== CONSIGNE ==
Répondez brièvement aux questions suivantes à partir de l'extrait.
1. Sur quoi se concentre surtout l'offre d'activités accessible aux enseignant.e.s pendant l'année ?
2. Pour quelles raisons reproche-t-on souvent à ces activités d'avoir moins d'effets sur l'apprentissage professionnel ?
3. Dans l'exemple, sur quel sujet porte la conférence à laquelle assiste l'enseignante ?

== EXTRAIT DU TEXTE ==
%%
En conséquence, il demeure toujours d’actualité que les chercheur.e.s en éducation s'engagent dans des projets collaboratifs avec les enseignant.e.s et multiplient leurs efforts de communication et de diffusion de leurs travaux de recherche, afin que ceux-ci puissent être davantage mobilisés en classe.
En ce qui concerne l'offre d’activités à laquelle ont accès les enseignant.e.s pendant l’année, elle est relativement variée, mais se concentre surtout sur les conférences, les présentations, ainsi que sur les ateliers ou les séminaires organisés au sein ou à l’extérieur de l’école.
Ces activités réunissent rarement les caractéristiques d’efficacité et on leur reproche souvent d’avoir moins d’effets sur l'apprentissage professionnel dans la mesure où elles sont trop brèves, isolées, fragmentées, incohérentes et décontextualisées par rapport à la situation que vit l'enseignant.e dans sa classe.
Exemple
Ensemble, essayons de nous mettre à la place d'une enseignante qui se rend dans un colloque pour assister à une conférence très intéressante sur les ateliers de lecture. Une fois revenue dans sa classe, si elle décide de mettre en place ce qu'elle a appris lors de la conférence, l'enseignante devra faire face à différents défis: elle aura à acheter/créer du nouveau matériel, revoir ses modes et ses outils d'évaluation tout en maintenant sa collaboration avec ses collègues. Elle aura aussi à adapter ses pratiques pédagogiques, puis à les ajuster dans le temps en fonction des effets qu'elle percevra sur les apprentissages que font ses élèves.
%%
== ENTRÉES ==
%%
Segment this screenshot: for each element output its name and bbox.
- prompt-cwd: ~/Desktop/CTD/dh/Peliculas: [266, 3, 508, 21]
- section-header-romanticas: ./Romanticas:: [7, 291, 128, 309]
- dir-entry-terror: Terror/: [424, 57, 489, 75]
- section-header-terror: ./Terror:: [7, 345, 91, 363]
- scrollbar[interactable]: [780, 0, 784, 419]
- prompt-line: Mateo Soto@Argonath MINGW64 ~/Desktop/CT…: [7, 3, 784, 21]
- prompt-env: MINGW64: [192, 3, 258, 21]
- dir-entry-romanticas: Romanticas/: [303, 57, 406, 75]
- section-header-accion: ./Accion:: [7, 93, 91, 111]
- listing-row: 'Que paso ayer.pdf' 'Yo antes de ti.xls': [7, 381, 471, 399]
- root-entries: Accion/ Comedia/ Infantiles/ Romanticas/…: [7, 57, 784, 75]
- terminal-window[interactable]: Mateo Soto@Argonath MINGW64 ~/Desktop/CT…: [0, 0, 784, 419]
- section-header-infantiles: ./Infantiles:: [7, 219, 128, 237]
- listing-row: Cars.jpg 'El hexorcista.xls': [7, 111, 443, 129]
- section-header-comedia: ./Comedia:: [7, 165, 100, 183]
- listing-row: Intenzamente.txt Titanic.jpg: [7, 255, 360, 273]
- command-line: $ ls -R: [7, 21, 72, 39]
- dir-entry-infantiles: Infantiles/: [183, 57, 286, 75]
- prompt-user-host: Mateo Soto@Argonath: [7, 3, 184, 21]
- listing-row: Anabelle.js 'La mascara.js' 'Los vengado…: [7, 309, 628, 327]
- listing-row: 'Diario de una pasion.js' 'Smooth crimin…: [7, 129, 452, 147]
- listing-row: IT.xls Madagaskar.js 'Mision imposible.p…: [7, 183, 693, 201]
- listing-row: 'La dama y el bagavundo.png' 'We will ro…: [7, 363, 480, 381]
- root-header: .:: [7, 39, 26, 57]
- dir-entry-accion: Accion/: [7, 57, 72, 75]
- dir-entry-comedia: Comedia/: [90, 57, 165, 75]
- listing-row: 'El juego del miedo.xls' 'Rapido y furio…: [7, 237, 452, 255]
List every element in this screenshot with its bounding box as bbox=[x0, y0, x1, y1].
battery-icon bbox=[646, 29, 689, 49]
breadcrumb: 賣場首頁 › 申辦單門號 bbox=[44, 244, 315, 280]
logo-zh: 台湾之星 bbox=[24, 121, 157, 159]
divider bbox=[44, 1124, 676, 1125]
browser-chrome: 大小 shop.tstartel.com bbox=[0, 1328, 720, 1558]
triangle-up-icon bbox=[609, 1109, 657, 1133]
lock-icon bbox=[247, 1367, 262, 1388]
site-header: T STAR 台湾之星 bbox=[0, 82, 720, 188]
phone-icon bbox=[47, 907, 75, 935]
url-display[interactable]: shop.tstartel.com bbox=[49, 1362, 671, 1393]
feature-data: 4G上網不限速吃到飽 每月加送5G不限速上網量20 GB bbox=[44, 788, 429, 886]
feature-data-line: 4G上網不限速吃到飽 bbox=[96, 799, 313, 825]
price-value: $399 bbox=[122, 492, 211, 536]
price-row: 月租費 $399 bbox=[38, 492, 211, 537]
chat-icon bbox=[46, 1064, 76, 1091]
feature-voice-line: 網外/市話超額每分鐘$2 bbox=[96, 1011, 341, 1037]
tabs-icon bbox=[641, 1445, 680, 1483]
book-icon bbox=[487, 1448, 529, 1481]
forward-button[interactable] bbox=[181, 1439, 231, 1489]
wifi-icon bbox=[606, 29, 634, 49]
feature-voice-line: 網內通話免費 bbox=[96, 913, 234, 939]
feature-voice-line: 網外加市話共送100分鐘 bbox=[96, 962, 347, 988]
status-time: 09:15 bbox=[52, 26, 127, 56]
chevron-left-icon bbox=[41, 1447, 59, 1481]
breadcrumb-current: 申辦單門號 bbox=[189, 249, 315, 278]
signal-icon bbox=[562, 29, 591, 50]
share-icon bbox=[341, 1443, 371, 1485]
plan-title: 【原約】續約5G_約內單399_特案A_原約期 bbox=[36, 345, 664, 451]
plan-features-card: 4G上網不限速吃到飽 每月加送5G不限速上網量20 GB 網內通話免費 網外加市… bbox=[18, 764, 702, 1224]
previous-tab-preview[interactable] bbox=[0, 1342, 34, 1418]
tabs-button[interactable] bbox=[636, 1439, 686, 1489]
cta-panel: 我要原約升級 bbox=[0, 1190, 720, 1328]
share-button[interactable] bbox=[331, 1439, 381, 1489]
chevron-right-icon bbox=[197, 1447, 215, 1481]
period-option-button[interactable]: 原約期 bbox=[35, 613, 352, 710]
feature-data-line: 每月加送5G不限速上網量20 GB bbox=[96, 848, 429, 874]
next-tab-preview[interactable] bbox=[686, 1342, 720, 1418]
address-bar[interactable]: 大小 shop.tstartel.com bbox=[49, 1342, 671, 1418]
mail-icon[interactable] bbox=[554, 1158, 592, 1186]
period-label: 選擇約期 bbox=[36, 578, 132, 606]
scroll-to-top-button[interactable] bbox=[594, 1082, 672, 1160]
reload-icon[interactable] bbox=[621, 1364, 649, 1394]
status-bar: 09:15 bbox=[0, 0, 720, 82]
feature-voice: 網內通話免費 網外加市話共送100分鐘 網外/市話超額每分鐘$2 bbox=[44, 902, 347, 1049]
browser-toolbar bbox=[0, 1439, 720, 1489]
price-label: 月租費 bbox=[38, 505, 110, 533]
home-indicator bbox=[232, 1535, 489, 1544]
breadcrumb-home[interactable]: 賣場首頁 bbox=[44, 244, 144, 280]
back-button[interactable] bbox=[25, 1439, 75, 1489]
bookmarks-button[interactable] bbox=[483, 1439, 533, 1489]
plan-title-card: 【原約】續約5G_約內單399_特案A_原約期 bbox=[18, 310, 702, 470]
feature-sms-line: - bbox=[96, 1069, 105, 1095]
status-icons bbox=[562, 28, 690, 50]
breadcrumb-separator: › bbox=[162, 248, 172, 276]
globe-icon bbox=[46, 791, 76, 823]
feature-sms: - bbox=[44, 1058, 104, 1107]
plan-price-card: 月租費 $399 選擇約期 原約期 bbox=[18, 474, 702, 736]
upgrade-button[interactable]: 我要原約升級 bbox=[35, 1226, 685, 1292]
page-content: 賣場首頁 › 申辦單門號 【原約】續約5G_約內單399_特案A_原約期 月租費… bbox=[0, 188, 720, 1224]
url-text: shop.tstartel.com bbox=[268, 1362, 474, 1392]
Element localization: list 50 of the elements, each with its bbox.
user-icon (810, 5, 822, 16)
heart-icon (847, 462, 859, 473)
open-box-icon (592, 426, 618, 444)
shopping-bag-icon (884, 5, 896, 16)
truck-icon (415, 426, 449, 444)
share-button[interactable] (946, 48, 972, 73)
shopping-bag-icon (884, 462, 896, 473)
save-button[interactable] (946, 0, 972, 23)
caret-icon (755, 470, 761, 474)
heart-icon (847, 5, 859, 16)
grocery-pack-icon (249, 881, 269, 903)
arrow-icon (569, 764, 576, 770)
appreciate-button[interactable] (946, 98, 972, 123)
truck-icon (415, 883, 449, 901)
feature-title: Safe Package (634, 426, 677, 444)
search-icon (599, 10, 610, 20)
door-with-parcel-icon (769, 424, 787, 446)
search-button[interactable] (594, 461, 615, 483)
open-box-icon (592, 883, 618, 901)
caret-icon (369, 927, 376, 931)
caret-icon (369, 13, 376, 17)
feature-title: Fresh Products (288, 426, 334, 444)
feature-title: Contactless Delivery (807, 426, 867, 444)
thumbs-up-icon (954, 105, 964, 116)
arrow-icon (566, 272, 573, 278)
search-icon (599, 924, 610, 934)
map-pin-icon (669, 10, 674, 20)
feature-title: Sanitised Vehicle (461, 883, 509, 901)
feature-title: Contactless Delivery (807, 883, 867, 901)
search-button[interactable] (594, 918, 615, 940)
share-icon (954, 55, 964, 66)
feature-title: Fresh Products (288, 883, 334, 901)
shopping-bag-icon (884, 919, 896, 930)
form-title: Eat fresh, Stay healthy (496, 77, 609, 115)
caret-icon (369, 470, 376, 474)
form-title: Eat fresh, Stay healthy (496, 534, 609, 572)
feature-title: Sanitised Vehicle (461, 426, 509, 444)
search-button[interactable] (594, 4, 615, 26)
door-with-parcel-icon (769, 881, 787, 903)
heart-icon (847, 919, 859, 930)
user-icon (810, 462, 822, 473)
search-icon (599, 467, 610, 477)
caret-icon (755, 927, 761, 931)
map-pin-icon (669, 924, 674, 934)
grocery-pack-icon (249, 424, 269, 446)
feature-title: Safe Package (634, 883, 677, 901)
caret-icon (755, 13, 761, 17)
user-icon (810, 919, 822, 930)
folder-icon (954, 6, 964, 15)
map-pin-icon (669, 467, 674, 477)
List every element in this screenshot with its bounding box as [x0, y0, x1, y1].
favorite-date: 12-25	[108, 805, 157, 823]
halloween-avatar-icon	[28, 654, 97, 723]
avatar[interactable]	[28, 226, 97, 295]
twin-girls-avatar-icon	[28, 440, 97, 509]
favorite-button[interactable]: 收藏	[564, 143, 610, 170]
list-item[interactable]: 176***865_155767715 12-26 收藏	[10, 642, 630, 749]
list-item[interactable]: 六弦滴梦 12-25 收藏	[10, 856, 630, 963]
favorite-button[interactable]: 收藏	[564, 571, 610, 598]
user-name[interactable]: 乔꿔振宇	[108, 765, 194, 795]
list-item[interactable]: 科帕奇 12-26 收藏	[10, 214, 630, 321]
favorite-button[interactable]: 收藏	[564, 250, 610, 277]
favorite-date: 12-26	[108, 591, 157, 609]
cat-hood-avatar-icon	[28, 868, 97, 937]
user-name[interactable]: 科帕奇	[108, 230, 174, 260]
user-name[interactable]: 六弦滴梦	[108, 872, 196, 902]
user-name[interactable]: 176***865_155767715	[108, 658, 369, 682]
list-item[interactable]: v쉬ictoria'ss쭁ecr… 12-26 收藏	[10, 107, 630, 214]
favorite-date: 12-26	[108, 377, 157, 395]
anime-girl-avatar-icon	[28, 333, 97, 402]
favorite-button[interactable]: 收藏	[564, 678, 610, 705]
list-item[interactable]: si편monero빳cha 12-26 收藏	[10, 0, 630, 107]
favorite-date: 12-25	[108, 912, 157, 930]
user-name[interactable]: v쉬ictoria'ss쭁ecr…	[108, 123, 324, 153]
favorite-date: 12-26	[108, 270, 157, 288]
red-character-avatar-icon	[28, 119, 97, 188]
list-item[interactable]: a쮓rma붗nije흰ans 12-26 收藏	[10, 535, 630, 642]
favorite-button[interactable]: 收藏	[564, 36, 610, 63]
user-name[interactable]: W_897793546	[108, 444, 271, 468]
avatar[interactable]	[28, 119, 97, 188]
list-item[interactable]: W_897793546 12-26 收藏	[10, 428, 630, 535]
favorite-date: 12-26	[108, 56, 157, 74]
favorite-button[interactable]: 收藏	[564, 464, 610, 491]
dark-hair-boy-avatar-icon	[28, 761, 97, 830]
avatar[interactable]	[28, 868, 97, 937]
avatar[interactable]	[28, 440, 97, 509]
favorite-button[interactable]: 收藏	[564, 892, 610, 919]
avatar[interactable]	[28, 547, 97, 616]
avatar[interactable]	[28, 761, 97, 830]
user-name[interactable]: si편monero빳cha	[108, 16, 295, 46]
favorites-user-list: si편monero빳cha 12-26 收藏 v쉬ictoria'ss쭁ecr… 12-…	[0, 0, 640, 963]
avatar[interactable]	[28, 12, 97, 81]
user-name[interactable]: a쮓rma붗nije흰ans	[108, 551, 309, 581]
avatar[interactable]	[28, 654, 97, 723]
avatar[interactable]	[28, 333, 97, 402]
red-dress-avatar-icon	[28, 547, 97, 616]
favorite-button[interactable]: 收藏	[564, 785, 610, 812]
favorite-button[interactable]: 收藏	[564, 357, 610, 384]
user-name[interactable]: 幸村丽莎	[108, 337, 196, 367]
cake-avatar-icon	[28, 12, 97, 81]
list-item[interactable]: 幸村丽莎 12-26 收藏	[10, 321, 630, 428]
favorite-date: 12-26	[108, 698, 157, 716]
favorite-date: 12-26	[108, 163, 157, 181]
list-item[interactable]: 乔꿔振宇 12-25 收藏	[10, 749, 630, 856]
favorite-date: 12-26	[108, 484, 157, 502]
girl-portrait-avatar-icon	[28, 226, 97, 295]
%%
== RÉPONSE FINALE ==
1. Elle se concentre surtout sur les conférences, les présentations, ainsi que sur les ateliers ou les séminaires organisés au sein ou à l'extérieur de l'école.
2. On les juge trop brèves, isolées, fragmentées, incohérentes et décontextualisées par rapport à la situation que vit l'enseignant.e dans sa classe.
3. Elle porte sur les ateliers de lecture.